WHAT THE TASK REQUIRES: Output each entry that follows exactly. Images stay out.

Data excerpts

# # #

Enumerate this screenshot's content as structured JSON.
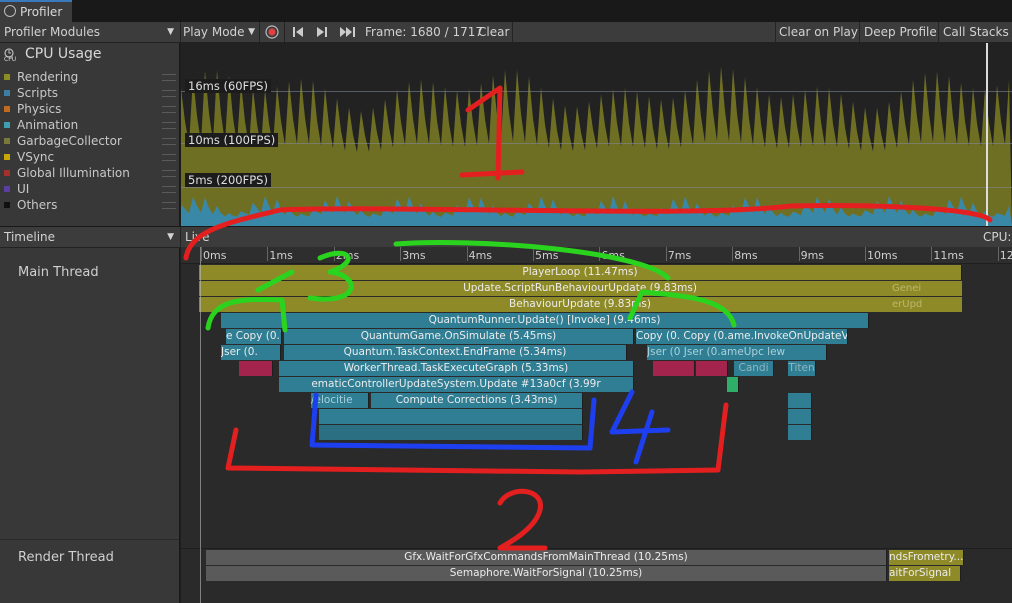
{
  "window": {
    "tab_title": "Profiler"
  },
  "toolbar": {
    "modules_label": "Profiler Modules",
    "play_mode_label": "Play Mode",
    "frame_label": "Frame: 1680 / 1717",
    "clear_label": "Clear",
    "clear_on_play_label": "Clear on Play",
    "deep_profile_label": "Deep Profile",
    "call_stacks_label": "Call Stacks"
  },
  "cpu_module": {
    "title": "CPU Usage",
    "icon_text": "CPU",
    "legend": [
      {
        "label": "Rendering",
        "color": "#8c8c24"
      },
      {
        "label": "Scripts",
        "color": "#3d7fa3"
      },
      {
        "label": "Physics",
        "color": "#c46a1c"
      },
      {
        "label": "Animation",
        "color": "#3ca0b0"
      },
      {
        "label": "GarbageCollector",
        "color": "#7a7a3a"
      },
      {
        "label": "VSync",
        "color": "#c8a800"
      },
      {
        "label": "Global Illumination",
        "color": "#a4302c"
      },
      {
        "label": "UI",
        "color": "#5a3fa0"
      },
      {
        "label": "Others",
        "color": "#101010"
      }
    ],
    "ref_labels": [
      "16ms (60FPS)",
      "10ms (100FPS)",
      "5ms (200FPS)"
    ],
    "cpu_readout": "CPU:"
  },
  "timeline": {
    "view_label": "Timeline",
    "live_label": "Live",
    "ticks": [
      "0ms",
      "1ms",
      "2ms",
      "3ms",
      "4ms",
      "5ms",
      "6ms",
      "7ms",
      "8ms",
      "9ms",
      "10ms",
      "11ms",
      "12r"
    ],
    "main_thread_label": "Main Thread",
    "render_thread_label": "Render Thread",
    "main_bars": [
      "PlayerLoop (11.47ms)",
      "Update.ScriptRunBehaviourUpdate (9.83ms)",
      "BehaviourUpdate (9.83ms)",
      "QuantumRunner.Update() [Invoke] (9.46ms)",
      "QuantumGame.OnSimulate (5.45ms)",
      "Quantum.TaskContext.EndFrame (5.34ms)",
      "WorkerThread.TaskExecuteGraph (5.33ms)",
      "ematicControllerUpdateSystem.Update #13a0cf (3.99r",
      "Compute Corrections (3.43ms)"
    ],
    "side_bars": {
      "copy_left": "e Copy (0.7",
      "copy_right": "Copy (0. Copy (0.ame.InvokeOnUpdateVie",
      "user_left": "Jser (0.",
      "user_right": "Jser (0 Jser (0.ameUpc lew",
      "velocity": "/elocitie",
      "gener": "Genei",
      "erupd": "erUpd",
      "candi": "Candi",
      "titem": "Titen"
    },
    "render_bars": [
      "Gfx.WaitForGfxCommandsFromMainThread (10.25ms)",
      "Semaphore.WaitForSignal (10.25ms)"
    ],
    "render_side": [
      "ndsFrometry...",
      "aitForSignal"
    ]
  },
  "annotations": [
    "1",
    "2",
    "3",
    "4"
  ]
}
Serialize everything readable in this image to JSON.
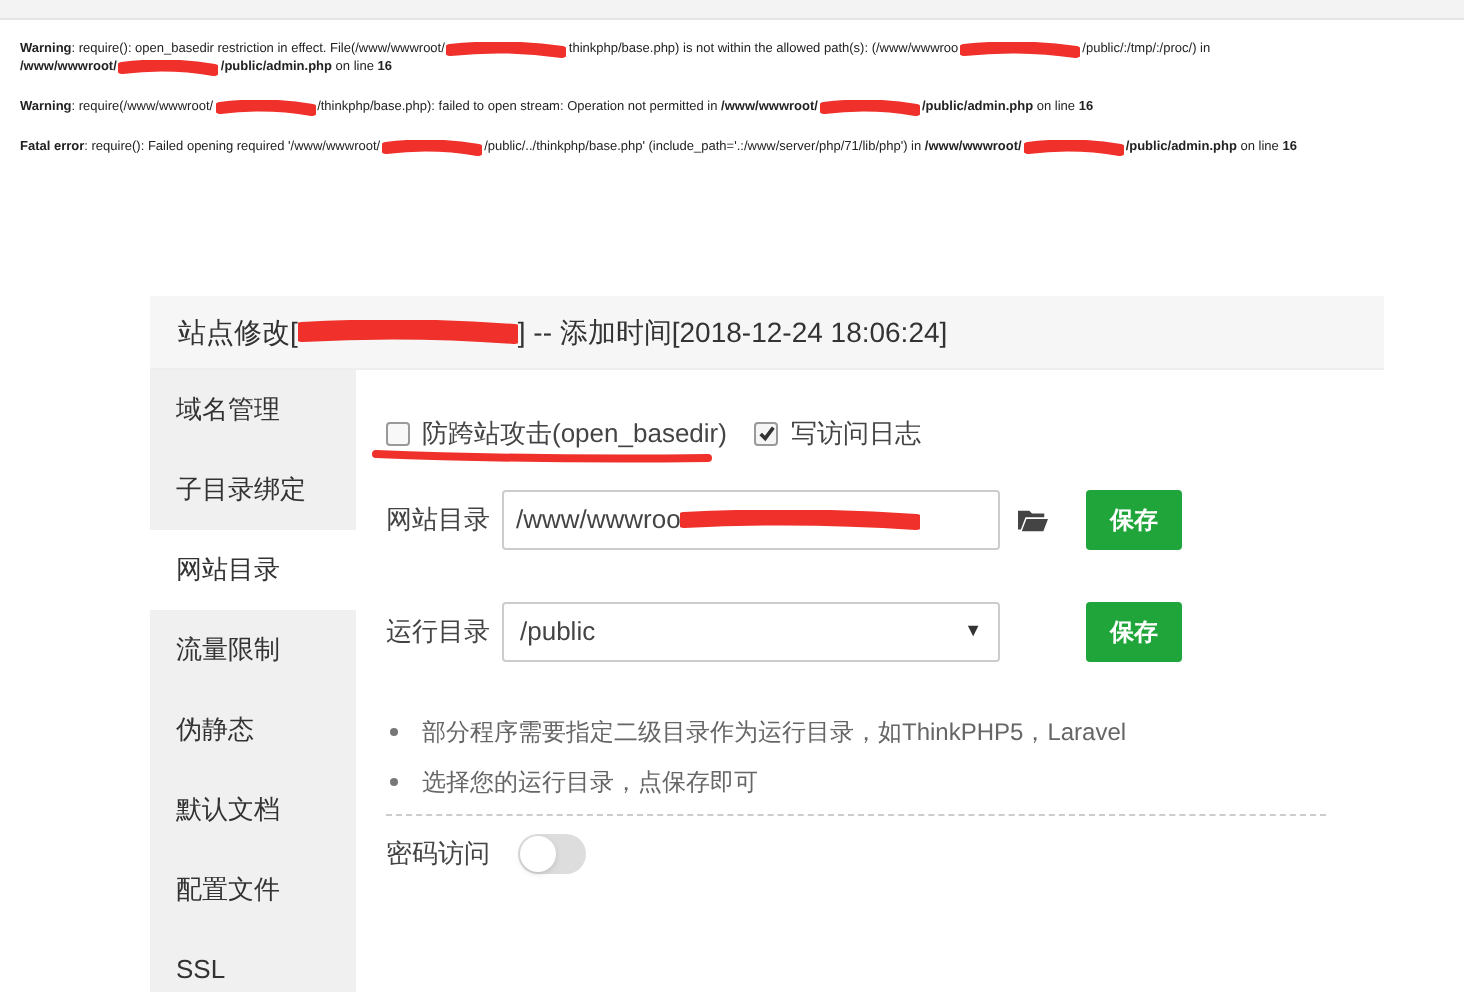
{
  "errors": [
    {
      "segments": [
        "**Warning**: require(): open_basedir restriction in effect. File(/www/wwwroot/",
        "thinkphp/base.php) is not within the allowed path(s): (/www/wwwroo",
        "/public/:/tmp/:/proc/) in"
      ],
      "line2": [
        "**/www/wwwroot/**",
        "**/public/admin.php** on line **16**"
      ]
    },
    {
      "segments": [
        "**Warning**: require(/www/wwwroot/",
        "/thinkphp/base.php): failed to open stream: Operation not permitted in **/www/wwwroot/**",
        "**/public/admin.php** on line **16**"
      ]
    },
    {
      "segments": [
        "**Fatal error**: require(): Failed opening required '/www/wwwroot/",
        "/public/../thinkphp/base.php' (include_path='.:/www/server/php/71/lib/php') in **/www/wwwroot/**",
        "**/public/admin.php** on line **16**"
      ]
    }
  ],
  "dialog": {
    "title_segments": [
      "站点修改[",
      "] -- 添加时间[2018-12-24 18:06:24]"
    ],
    "sidebar": [
      {
        "label": "域名管理",
        "selected": false
      },
      {
        "label": "子目录绑定",
        "selected": false
      },
      {
        "label": "网站目录",
        "selected": true
      },
      {
        "label": "流量限制",
        "selected": false
      },
      {
        "label": "伪静态",
        "selected": false
      },
      {
        "label": "默认文档",
        "selected": false
      },
      {
        "label": "配置文件",
        "selected": false
      },
      {
        "label": "SSL",
        "selected": false
      }
    ],
    "checkboxes": [
      {
        "label": "防跨站攻击(open_basedir)",
        "checked": false
      },
      {
        "label": "写访问日志",
        "checked": true
      }
    ],
    "site_dir": {
      "label": "网站目录",
      "value": "/www/wwwroo",
      "button": "保存"
    },
    "run_dir": {
      "label": "运行目录",
      "value": "/public",
      "caret": "▼",
      "button": "保存"
    },
    "notes": [
      "部分程序需要指定二级目录作为运行目录，如ThinkPHP5，Laravel",
      "选择您的运行目录，点保存即可"
    ],
    "password_access": {
      "label": "密码访问",
      "on": false
    }
  }
}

# # #

FINAL RESULT:
Enumerate this screenshot's content as structured JSON.
{
  "window": {
    "tab_title": "Profiler"
  },
  "toolbar": {
    "modules_label": "Profiler Modules",
    "play_mode_label": "Play Mode",
    "frame_label": "Frame: 1680 / 1717",
    "clear_label": "Clear",
    "clear_on_play_label": "Clear on Play",
    "deep_profile_label": "Deep Profile",
    "call_stacks_label": "Call Stacks"
  },
  "cpu_module": {
    "title": "CPU Usage",
    "icon_text": "CPU",
    "legend": [
      {
        "label": "Rendering",
        "color": "#8c8c24"
      },
      {
        "label": "Scripts",
        "color": "#3d7fa3"
      },
      {
        "label": "Physics",
        "color": "#c46a1c"
      },
      {
        "label": "Animation",
        "color": "#3ca0b0"
      },
      {
        "label": "GarbageCollector",
        "color": "#7a7a3a"
      },
      {
        "label": "VSync",
        "color": "#c8a800"
      },
      {
        "label": "Global Illumination",
        "color": "#a4302c"
      },
      {
        "label": "UI",
        "color": "#5a3fa0"
      },
      {
        "label": "Others",
        "color": "#101010"
      }
    ],
    "ref_labels": [
      "16ms (60FPS)",
      "10ms (100FPS)",
      "5ms (200FPS)"
    ],
    "cpu_readout": "CPU:"
  },
  "timeline": {
    "view_label": "Timeline",
    "live_label": "Live",
    "ticks": [
      "0ms",
      "1ms",
      "2ms",
      "3ms",
      "4ms",
      "5ms",
      "6ms",
      "7ms",
      "8ms",
      "9ms",
      "10ms",
      "11ms",
      "12r"
    ],
    "main_thread_label": "Main Thread",
    "render_thread_label": "Render Thread",
    "main_bars": [
      "PlayerLoop (11.47ms)",
      "Update.ScriptRunBehaviourUpdate (9.83ms)",
      "BehaviourUpdate (9.83ms)",
      "QuantumRunner.Update() [Invoke] (9.46ms)",
      "QuantumGame.OnSimulate (5.45ms)",
      "Quantum.TaskContext.EndFrame (5.34ms)",
      "WorkerThread.TaskExecuteGraph (5.33ms)",
      "ematicControllerUpdateSystem.Update #13a0cf (3.99r",
      "Compute Corrections (3.43ms)"
    ],
    "side_bars": {
      "copy_left": "e Copy (0.7",
      "copy_right": "Copy (0. Copy (0.ame.InvokeOnUpdateVie",
      "user_left": "Jser (0.",
      "user_right": "Jser (0 Jser (0.ameUpc lew",
      "velocity": "/elocitie",
      "gener": "Genei",
      "erupd": "erUpd",
      "candi": "Candi",
      "titem": "Titen"
    },
    "render_bars": [
      "Gfx.WaitForGfxCommandsFromMainThread (10.25ms)",
      "Semaphore.WaitForSignal (10.25ms)"
    ],
    "render_side": [
      "ndsFrometry...",
      "aitForSignal"
    ]
  },
  "annotations": [
    "1",
    "2",
    "3",
    "4"
  ]
}
Serialize everything readable in this image to JSON.
{
  "errors": [
    {
      "segments": [
        "**Warning**: require(): open_basedir restriction in effect. File(/www/wwwroot/",
        "thinkphp/base.php) is not within the allowed path(s): (/www/wwwroo",
        "/public/:/tmp/:/proc/) in"
      ],
      "line2": [
        "**/www/wwwroot/**",
        "**/public/admin.php** on line **16**"
      ]
    },
    {
      "segments": [
        "**Warning**: require(/www/wwwroot/",
        "/thinkphp/base.php): failed to open stream: Operation not permitted in **/www/wwwroot/**",
        "**/public/admin.php** on line **16**"
      ]
    },
    {
      "segments": [
        "**Fatal error**: require(): Failed opening required '/www/wwwroot/",
        "/public/../thinkphp/base.php' (include_path='.:/www/server/php/71/lib/php') in **/www/wwwroot/**",
        "**/public/admin.php** on line **16**"
      ]
    }
  ],
  "dialog": {
    "title_segments": [
      "站点修改[",
      "] -- 添加时间[2018-12-24 18:06:24]"
    ],
    "sidebar": [
      {
        "label": "域名管理",
        "selected": false
      },
      {
        "label": "子目录绑定",
        "selected": false
      },
      {
        "label": "网站目录",
        "selected": true
      },
      {
        "label": "流量限制",
        "selected": false
      },
      {
        "label": "伪静态",
        "selected": false
      },
      {
        "label": "默认文档",
        "selected": false
      },
      {
        "label": "配置文件",
        "selected": false
      },
      {
        "label": "SSL",
        "selected": false
      }
    ],
    "checkboxes": [
      {
        "label": "防跨站攻击(open_basedir)",
        "checked": false
      },
      {
        "label": "写访问日志",
        "checked": true
      }
    ],
    "site_dir": {
      "label": "网站目录",
      "value": "/www/wwwroo",
      "button": "保存"
    },
    "run_dir": {
      "label": "运行目录",
      "value": "/public",
      "caret": "▼",
      "button": "保存"
    },
    "notes": [
      "部分程序需要指定二级目录作为运行目录，如ThinkPHP5，Laravel",
      "选择您的运行目录，点保存即可"
    ],
    "password_access": {
      "label": "密码访问",
      "on": false
    }
  }
}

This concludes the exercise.